■ **WRITTEN INSTRUCTION**
Select the lines that hold the word "https" and copy each one.

[Dataset items]
** Start **

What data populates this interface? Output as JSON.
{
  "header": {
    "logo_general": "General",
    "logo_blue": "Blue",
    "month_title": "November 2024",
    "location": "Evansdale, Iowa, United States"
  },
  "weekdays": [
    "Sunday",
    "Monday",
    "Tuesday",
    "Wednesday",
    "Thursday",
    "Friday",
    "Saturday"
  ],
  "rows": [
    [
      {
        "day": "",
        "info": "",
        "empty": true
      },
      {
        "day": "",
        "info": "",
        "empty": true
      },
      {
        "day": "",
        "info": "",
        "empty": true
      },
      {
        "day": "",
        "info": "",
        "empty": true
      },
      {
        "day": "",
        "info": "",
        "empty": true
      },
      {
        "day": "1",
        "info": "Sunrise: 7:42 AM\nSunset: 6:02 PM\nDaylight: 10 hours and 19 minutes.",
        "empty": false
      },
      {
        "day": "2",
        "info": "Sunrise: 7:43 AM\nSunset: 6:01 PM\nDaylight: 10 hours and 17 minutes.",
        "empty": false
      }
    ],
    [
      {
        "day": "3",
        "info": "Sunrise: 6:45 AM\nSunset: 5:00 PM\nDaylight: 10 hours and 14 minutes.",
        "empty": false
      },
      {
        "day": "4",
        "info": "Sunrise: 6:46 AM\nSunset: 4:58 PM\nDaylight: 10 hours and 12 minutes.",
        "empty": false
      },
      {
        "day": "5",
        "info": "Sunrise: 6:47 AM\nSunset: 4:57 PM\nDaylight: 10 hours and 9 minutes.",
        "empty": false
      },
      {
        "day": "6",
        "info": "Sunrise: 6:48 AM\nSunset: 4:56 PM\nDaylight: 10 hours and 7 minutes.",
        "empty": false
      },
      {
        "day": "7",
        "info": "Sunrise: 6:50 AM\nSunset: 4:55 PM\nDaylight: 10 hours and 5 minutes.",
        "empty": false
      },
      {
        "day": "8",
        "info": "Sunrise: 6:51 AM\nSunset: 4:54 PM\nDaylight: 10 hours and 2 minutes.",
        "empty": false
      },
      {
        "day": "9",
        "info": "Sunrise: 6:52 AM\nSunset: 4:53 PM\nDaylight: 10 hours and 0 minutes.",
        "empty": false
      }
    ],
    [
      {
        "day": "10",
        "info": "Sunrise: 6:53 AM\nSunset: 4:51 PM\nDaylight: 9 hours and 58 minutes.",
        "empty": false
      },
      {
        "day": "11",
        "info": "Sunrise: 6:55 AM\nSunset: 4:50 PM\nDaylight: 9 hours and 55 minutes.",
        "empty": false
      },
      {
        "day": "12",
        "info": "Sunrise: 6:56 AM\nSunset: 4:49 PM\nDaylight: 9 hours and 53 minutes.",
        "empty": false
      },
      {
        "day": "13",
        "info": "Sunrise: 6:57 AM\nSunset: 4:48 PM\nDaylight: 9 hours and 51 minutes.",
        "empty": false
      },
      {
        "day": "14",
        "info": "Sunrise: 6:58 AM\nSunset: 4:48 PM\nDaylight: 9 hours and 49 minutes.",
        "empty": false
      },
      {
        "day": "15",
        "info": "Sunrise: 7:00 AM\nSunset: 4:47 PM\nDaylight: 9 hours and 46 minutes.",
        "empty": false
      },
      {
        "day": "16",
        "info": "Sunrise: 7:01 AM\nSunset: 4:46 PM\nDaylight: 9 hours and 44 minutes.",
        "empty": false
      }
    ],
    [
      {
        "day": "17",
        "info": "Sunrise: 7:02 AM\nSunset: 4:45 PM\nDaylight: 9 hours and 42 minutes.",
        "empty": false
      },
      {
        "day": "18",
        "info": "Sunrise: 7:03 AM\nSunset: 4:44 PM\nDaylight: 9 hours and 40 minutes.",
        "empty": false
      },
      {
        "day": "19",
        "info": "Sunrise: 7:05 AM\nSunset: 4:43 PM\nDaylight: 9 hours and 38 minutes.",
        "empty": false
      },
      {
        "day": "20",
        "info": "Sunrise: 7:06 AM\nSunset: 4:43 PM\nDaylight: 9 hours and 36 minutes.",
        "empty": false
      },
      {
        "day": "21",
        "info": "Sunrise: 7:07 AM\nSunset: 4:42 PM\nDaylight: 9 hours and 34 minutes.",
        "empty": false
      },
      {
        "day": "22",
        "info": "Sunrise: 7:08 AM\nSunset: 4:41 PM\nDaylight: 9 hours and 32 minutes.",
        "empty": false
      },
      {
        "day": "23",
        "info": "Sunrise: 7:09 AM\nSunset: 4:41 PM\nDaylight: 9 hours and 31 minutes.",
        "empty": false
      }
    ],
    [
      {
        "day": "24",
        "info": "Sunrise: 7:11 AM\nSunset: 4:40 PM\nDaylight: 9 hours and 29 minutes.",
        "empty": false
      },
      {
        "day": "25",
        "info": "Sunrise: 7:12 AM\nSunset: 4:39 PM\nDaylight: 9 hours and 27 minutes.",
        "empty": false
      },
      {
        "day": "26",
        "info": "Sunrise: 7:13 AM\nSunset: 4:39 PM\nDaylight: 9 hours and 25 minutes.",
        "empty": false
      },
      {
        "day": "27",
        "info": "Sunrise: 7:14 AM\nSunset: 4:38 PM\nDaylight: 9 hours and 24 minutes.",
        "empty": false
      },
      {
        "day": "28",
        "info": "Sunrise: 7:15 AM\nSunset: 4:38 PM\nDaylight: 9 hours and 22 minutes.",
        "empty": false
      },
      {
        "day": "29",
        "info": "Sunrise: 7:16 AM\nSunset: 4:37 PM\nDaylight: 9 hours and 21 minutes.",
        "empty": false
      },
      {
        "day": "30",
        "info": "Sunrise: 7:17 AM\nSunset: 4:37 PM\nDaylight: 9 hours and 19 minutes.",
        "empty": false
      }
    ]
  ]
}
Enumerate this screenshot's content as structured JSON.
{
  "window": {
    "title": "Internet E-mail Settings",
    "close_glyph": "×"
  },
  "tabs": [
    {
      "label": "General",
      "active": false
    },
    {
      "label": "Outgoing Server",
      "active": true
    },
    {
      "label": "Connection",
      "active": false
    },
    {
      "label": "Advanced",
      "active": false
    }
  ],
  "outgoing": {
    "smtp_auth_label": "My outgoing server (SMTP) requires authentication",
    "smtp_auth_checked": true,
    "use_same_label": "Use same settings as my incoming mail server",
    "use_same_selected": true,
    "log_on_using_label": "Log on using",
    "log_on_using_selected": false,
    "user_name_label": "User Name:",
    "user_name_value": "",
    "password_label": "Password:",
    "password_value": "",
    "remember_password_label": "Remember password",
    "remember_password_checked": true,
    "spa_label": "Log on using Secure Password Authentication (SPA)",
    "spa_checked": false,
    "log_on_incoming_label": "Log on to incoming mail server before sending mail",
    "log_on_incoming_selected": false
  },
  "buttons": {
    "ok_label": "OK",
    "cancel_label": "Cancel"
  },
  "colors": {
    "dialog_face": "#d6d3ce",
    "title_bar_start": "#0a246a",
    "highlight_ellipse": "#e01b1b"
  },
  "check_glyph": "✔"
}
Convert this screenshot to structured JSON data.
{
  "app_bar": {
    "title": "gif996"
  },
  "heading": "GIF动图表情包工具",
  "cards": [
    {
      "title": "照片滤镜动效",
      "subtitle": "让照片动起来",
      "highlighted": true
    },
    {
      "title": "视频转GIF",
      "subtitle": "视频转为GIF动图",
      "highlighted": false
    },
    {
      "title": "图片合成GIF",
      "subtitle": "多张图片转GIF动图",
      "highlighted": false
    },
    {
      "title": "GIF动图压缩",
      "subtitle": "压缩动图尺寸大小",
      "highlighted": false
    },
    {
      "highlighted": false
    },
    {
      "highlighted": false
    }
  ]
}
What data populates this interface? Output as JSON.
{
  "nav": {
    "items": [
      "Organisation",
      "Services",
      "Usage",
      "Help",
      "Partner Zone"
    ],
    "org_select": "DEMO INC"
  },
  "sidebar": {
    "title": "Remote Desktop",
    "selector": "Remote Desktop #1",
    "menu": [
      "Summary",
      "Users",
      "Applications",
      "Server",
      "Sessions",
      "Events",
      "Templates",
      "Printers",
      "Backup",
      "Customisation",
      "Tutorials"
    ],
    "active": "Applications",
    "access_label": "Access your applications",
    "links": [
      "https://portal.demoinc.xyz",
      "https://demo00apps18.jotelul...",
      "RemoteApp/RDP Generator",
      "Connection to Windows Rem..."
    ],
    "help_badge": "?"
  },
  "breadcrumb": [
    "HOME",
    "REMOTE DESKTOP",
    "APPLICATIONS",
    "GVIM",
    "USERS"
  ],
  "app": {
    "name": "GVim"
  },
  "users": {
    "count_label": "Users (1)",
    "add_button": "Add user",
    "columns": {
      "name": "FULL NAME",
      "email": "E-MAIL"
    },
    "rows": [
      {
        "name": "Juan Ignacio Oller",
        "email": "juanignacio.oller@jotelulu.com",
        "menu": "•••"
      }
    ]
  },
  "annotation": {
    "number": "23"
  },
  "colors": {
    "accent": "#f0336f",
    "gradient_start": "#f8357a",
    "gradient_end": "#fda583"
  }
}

** End **

■ **THE ANSWER**
      "https://portal.demoinc.xyz",
      "https://demo00apps18.jotelul...",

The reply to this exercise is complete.